— START Rows —

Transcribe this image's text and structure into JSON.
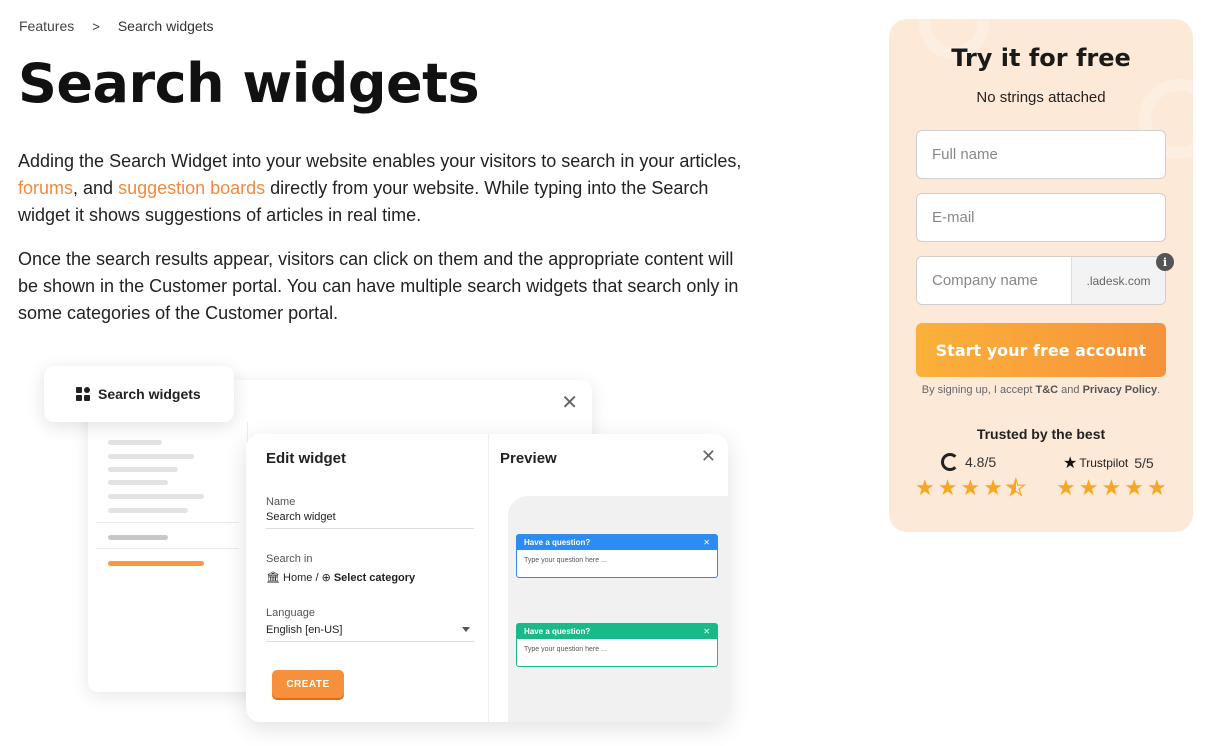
{
  "breadcrumb": {
    "items": [
      "Features",
      "Search widgets"
    ],
    "separator": ">"
  },
  "page_title": "Search widgets",
  "intro": {
    "p1_start": "Adding the Search Widget into your website enables your visitors to search in your articles, ",
    "link_forums": "forums",
    "p1_mid": ", and ",
    "link_suggestion_boards": "suggestion boards",
    "p1_end": " directly from your website. While typing into the Search widget it shows suggestions of articles in real time.",
    "p2": "Once the search results appear, visitors can click on them and the appropriate content will be shown in the Customer portal. You can have multiple search widgets that search only in some categories of the Customer portal."
  },
  "illustration": {
    "tab_label": "Search widgets",
    "close_symbol": "✕",
    "edit_title": "Edit widget",
    "name_label": "Name",
    "name_value": "Search widget",
    "search_in_label": "Search in",
    "search_in_home": "Home",
    "search_in_separator": "/",
    "search_in_select": "Select category",
    "language_label": "Language",
    "language_value": "English [en-US]",
    "create_label": "CREATE",
    "preview_title": "Preview",
    "widgets": [
      {
        "header": "Have a question?",
        "placeholder": "Type your question here ...",
        "color": "#2d8cf0"
      },
      {
        "header": "Have a question?",
        "placeholder": "Type your question here ...",
        "color": "#19b98a"
      }
    ]
  },
  "signup": {
    "title": "Try it for free",
    "subtitle": "No strings attached",
    "full_name_placeholder": "Full name",
    "email_placeholder": "E-mail",
    "company_placeholder": "Company name",
    "company_suffix": ".ladesk.com",
    "info_symbol": "i",
    "start_button": "Start your free account",
    "terms_prefix": "By signing up, I accept ",
    "terms_link": "T&C",
    "terms_mid": " and ",
    "privacy_link": "Privacy Policy",
    "terms_suffix": ".",
    "trusted": "Trusted by the best",
    "g2_rating": "4.8/5",
    "trustpilot_name": "Trustpilot",
    "trustpilot_rating": "5/5",
    "g2_stars": 4.5,
    "trustpilot_stars": 5
  },
  "colors": {
    "accent": "#f3893d",
    "card_bg": "#fde9d8",
    "star": "#f7a823"
  }
}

— END Rows —

◆ **Aim of the exercise**
Using the material above, set down every line exactly, but skip the pictures.

◆ **Task output**
Transcribe this image's text and structure into JSON.
{
  "breadcrumb": {
    "items": [
      "Features",
      "Search widgets"
    ],
    "separator": ">"
  },
  "page_title": "Search widgets",
  "intro": {
    "p1_start": "Adding the Search Widget into your website enables your visitors to search in your articles, ",
    "link_forums": "forums",
    "p1_mid": ", and ",
    "link_suggestion_boards": "suggestion boards",
    "p1_end": " directly from your website. While typing into the Search widget it shows suggestions of articles in real time.",
    "p2": "Once the search results appear, visitors can click on them and the appropriate content will be shown in the Customer portal. You can have multiple search widgets that search only in some categories of the Customer portal."
  },
  "illustration": {
    "tab_label": "Search widgets",
    "close_symbol": "✕",
    "edit_title": "Edit widget",
    "name_label": "Name",
    "name_value": "Search widget",
    "search_in_label": "Search in",
    "search_in_home": "Home",
    "search_in_separator": "/",
    "search_in_select": "Select category",
    "language_label": "Language",
    "language_value": "English [en-US]",
    "create_label": "CREATE",
    "preview_title": "Preview",
    "widgets": [
      {
        "header": "Have a question?",
        "placeholder": "Type your question here ...",
        "color": "#2d8cf0"
      },
      {
        "header": "Have a question?",
        "placeholder": "Type your question here ...",
        "color": "#19b98a"
      }
    ]
  },
  "signup": {
    "title": "Try it for free",
    "subtitle": "No strings attached",
    "full_name_placeholder": "Full name",
    "email_placeholder": "E-mail",
    "company_placeholder": "Company name",
    "company_suffix": ".ladesk.com",
    "info_symbol": "i",
    "start_button": "Start your free account",
    "terms_prefix": "By signing up, I accept ",
    "terms_link": "T&C",
    "terms_mid": " and ",
    "privacy_link": "Privacy Policy",
    "terms_suffix": ".",
    "trusted": "Trusted by the best",
    "g2_rating": "4.8/5",
    "trustpilot_name": "Trustpilot",
    "trustpilot_rating": "5/5",
    "g2_stars": 4.5,
    "trustpilot_stars": 5
  },
  "colors": {
    "accent": "#f3893d",
    "card_bg": "#fde9d8",
    "star": "#f7a823"
  }
}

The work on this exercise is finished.